CUFFT: Support Float16
To support Float16 or other, more generic scenarios, cuFFT plans need to be created via cufftXtMakePlanMany. I think this function provides a superset of all other plan-generating functions.
The main difference to the previous APIs is that the transformation is not described via a cufftType, but directly instead via its input and output types.
Are the libcufft.jl changes autogenerated? I don't see changes to the wrapper generators?
Ah, rats. That's what the This file is automatically generated. Do not edit! refers to!
Yep. But it's probably as easy as adding cufftXt.h to the list of headers that are parsed for libcufft.jl, https://github.com/JuliaGPU/CUDA.jl/blob/a90cba132c3da588e0c70955525e5d1d3f2a4c81/res/wrap/wrap.jl#L288-L290, and correcting argument types (Ptr -> CuPtr where referring to device memory) in the database, https://github.com/JuliaGPU/CUDA.jl/blob/master/res/wrap/cufft.toml
Thanks for the feedback and the pointers so far.
Current state: Trying to track down allocation errors
From worker 2: WARNING: Error while freeing DeviceMemory(128.000 KiB at 0x000000193e084800):
From worker 2: CUDA.CuError(code=CUDA.cudaError_enum(0x000002cf))
From worker 2:
From worker 2: Stacktrace:
From worker 2: [1] throw_api_error(res::CUDA.cudaError_enum)
From worker 2: @ CUDA ~/.julia/dev/CUDA/lib/cudadrv/libcuda.jl:30
From worker 2: [2] check
From worker 2: @ ~/.julia/dev/CUDA/lib/cudadrv/libcuda.jl:37 [inlined]
From worker 2: [3] cuMemFreeAsync
From worker 2: @ ~/.julia/dev/CUDA/lib/utils/call.jl:34 [inlined]
This is ready for a review.
I understand that the changes are larger than expected. I essentially removed all (internal) support for the previous cufftType, which required explicit code paths for all input types (single/double precision) and transform types (c2c, c2r, r2c). I switch to using the new Xt interface which unifies this. A transform is now specified purely by its input and output type.

**Stated task a**: Update the rows from the one containing "footer-text: Check for" down to the one containing "product-label: Chipper Shredders" by changing "callout" to "marker", and give back only those rows with nothing else altered.
The rows that follow are unrelated to the cuFFT thread.

**Entries supplied**:

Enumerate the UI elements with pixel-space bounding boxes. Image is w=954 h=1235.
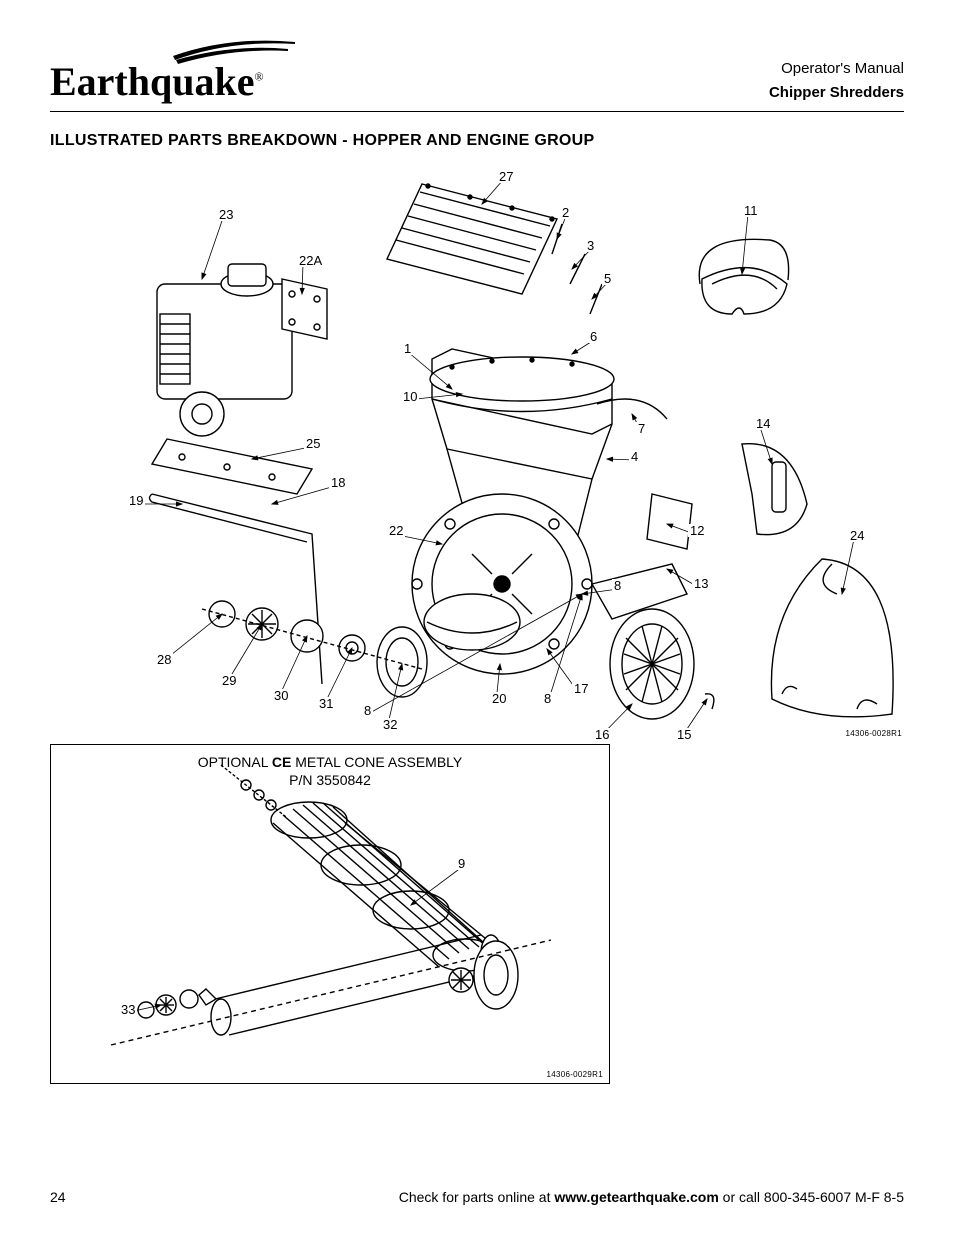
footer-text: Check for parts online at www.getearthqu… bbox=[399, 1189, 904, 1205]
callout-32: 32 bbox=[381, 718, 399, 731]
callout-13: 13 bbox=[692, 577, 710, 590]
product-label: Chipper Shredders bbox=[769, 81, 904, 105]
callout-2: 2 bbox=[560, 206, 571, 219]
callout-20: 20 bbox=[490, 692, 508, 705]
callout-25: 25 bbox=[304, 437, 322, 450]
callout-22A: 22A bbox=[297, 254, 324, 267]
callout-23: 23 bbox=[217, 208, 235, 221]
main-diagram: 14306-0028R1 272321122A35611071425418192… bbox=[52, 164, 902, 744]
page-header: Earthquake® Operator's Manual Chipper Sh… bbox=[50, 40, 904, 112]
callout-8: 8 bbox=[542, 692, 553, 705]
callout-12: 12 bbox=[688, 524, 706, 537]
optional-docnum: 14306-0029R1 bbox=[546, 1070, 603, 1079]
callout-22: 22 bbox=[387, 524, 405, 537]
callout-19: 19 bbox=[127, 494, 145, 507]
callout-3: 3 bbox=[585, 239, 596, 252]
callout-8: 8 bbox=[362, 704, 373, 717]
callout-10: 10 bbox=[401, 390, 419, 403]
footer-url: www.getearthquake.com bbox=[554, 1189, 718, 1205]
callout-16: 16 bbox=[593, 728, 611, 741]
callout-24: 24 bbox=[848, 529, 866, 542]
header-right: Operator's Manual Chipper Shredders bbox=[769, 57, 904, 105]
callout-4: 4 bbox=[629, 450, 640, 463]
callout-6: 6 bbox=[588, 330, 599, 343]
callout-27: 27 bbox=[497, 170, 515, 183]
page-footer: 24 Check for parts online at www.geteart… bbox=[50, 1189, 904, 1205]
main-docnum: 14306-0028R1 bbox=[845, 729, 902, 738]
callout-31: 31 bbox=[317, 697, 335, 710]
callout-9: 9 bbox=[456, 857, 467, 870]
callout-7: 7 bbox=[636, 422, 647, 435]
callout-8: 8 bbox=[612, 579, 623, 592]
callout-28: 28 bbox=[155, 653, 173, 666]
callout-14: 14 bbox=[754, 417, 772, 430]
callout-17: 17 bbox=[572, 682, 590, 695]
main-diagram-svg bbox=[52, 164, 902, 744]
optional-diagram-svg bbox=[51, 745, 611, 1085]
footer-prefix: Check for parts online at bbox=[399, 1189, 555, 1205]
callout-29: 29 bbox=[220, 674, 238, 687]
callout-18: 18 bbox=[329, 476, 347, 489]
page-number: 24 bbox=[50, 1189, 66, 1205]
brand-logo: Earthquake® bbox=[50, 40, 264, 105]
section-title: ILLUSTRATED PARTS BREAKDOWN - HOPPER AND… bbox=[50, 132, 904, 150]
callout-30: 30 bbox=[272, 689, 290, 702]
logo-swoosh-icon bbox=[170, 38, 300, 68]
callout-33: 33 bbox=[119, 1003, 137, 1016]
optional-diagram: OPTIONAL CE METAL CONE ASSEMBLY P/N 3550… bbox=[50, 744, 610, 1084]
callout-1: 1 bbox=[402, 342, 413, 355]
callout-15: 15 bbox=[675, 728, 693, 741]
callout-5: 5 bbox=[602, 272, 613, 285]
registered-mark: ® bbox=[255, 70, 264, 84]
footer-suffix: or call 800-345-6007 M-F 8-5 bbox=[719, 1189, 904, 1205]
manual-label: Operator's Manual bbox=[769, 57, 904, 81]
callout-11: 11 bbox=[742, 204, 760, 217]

**Stated task b**: Copy word for word everything in the cuFFT thread from "Current state: Trying" down to "for a review.".

**Output a**:
footer-text: Check for parts online at www.getearthqu… bbox=[399, 1189, 904, 1205]
marker-32: 32 bbox=[381, 718, 399, 731]
marker-13: 13 bbox=[692, 577, 710, 590]
product-label: Chipper Shredders bbox=[769, 81, 904, 105]

**Output b**:
Current state: Trying to track down allocation errors
From worker 2: WARNING: Error while freeing DeviceMemory(128.000 KiB at 0x000000193e084800):
From worker 2: CUDA.CuError(code=CUDA.cudaError_enum(0x000002cf))
From worker 2:
From worker 2: Stacktrace:
From worker 2: [1] throw_api_error(res::CUDA.cudaError_enum)
From worker 2: @ CUDA ~/.julia/dev/CUDA/lib/cudadrv/libcuda.jl:30
From worker 2: [2] check
From worker 2: @ ~/.julia/dev/CUDA/lib/cudadrv/libcuda.jl:37 [inlined]
From worker 2: [3] cuMemFreeAsync
From worker 2: @ ~/.julia/dev/CUDA/lib/utils/call.jl:34 [inlined]
This is ready for a review.